Gather up the lines with the word "text" in them.
___ Stored records
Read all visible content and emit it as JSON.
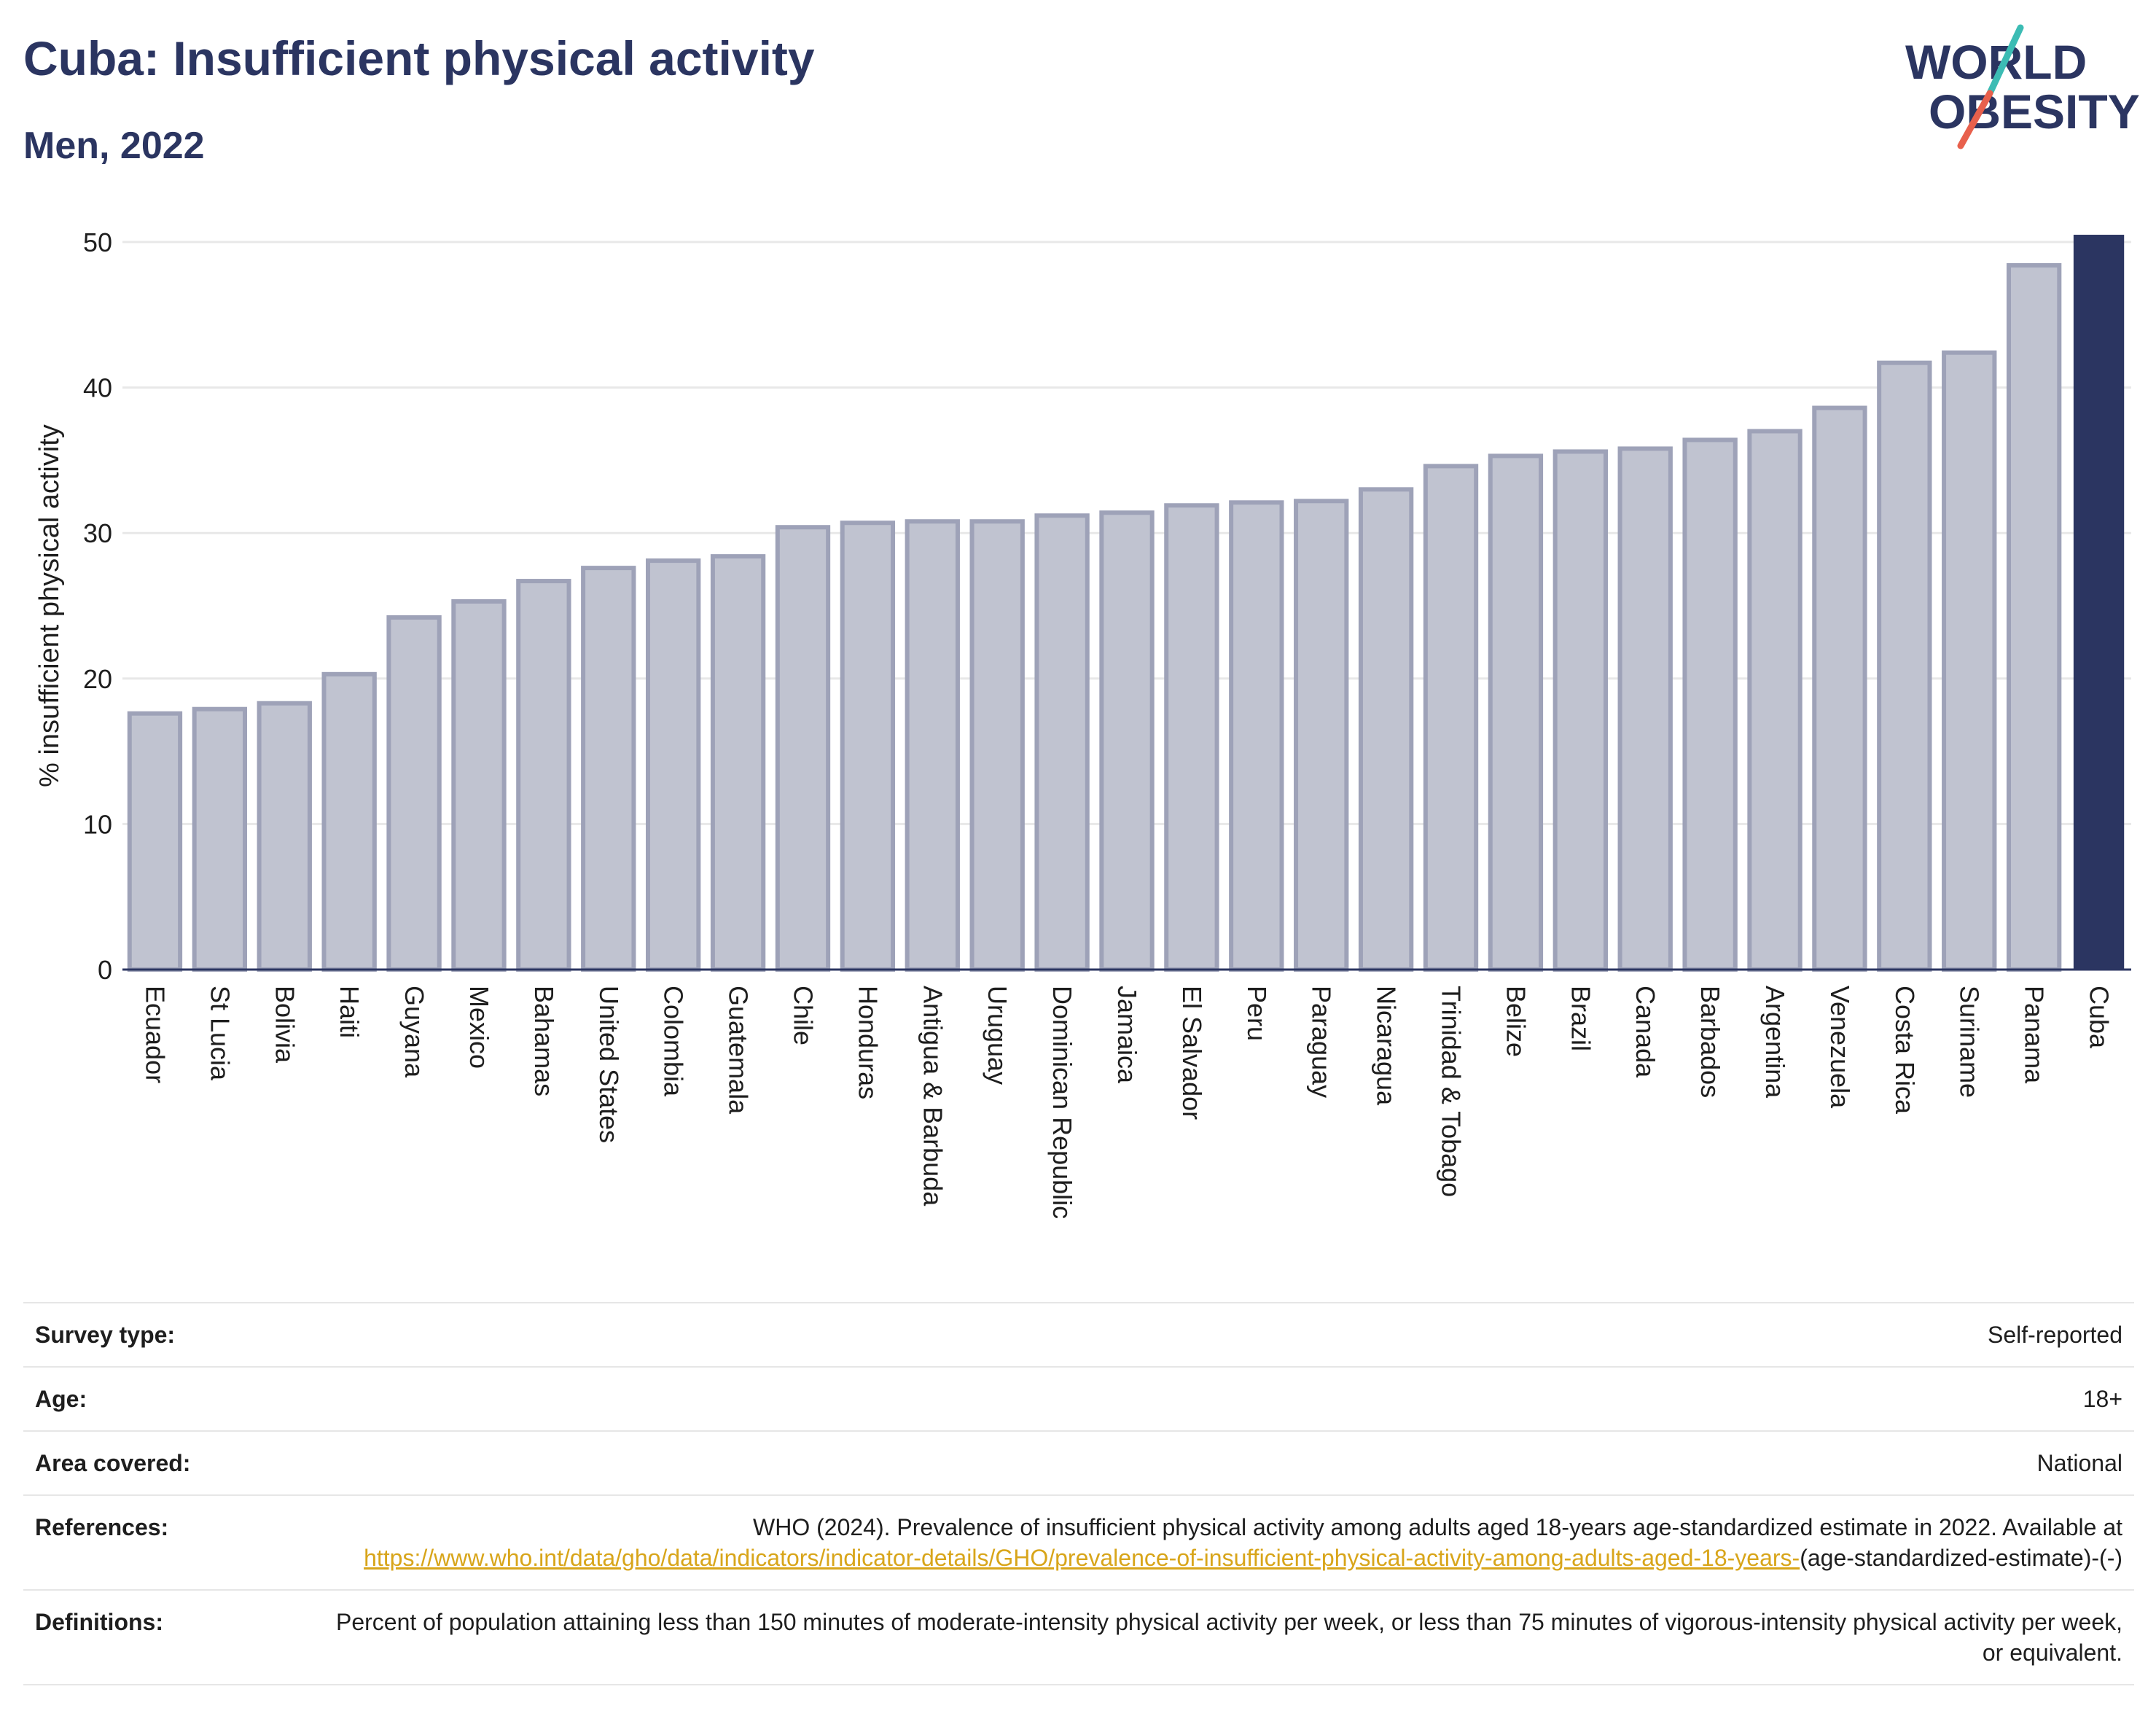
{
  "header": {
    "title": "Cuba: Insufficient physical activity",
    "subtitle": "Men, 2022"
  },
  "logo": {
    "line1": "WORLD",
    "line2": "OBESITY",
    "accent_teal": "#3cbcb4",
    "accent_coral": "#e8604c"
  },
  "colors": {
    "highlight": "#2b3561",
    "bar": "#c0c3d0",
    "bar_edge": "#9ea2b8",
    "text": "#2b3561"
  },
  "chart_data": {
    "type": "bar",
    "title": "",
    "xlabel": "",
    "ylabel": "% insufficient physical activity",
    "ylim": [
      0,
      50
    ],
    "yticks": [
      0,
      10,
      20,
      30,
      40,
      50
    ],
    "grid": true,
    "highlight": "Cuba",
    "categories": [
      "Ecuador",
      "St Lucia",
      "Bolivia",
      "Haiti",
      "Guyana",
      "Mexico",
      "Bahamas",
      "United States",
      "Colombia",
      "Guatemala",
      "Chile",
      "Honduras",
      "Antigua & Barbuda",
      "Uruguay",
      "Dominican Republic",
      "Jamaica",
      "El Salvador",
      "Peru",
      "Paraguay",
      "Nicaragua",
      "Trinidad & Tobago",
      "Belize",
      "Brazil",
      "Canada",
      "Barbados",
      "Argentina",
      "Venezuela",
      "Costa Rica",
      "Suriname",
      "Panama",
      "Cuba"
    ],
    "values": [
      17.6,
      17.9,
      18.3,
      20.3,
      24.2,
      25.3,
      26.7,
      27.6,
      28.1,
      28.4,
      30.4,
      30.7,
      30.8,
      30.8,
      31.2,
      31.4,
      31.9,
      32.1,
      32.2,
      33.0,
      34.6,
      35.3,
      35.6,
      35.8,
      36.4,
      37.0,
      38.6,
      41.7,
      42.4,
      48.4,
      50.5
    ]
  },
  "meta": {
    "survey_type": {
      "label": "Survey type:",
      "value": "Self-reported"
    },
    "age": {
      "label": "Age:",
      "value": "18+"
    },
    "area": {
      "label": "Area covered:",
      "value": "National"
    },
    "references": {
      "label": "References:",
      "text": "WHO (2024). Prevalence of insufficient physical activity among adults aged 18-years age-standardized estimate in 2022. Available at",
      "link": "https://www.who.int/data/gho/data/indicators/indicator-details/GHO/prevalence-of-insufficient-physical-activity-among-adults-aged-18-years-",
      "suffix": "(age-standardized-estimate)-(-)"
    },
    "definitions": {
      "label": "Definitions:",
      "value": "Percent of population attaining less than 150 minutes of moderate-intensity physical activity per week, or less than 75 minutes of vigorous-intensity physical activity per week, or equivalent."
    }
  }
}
______
● Full response
    "text": "#2b3561"
      "text": "WHO (2024). Prevalence of insufficient physical activity among adults aged 18-years age-standardized estimate in 2022. Available at",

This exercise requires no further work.